#### Goal of the exercise:
Write out every record in full, exactly as written, please.

╭──

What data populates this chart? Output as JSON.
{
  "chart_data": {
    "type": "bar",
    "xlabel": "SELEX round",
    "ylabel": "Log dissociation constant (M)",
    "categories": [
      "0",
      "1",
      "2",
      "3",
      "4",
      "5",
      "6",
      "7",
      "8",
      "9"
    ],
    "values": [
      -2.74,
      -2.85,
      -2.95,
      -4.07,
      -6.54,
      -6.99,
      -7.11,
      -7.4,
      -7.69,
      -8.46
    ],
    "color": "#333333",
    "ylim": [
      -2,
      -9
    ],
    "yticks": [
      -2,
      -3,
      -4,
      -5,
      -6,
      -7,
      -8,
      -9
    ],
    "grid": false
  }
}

╰──

#### Result of the exercise:
What data populates this chart? Output as JSON.
{
  "chart_data": {
    "type": "bar",
    "xlabel": "SELEX round",
    "ylabel": "Log dissociation constant (M)",
    "categories": [
      "0",
      "1",
      "2",
      "3",
      "4",
      "5",
      "6",
      "7",
      "8",
      "9"
    ],
    "values": [
      -2.74,
      -2.85,
      -2.95,
      -4.07,
      -6.54,
      -6.99,
      -7.11,
      -7.4,
      -7.69,
      -8.46
    ],
    "color": "#333333",
    "ylim": [
      -2,
      -9
    ],
    "yticks": [
      -2,
      -3,
      -4,
      -5,
      -6,
      -7,
      -8,
      -9
    ],
    "grid": false
  }
}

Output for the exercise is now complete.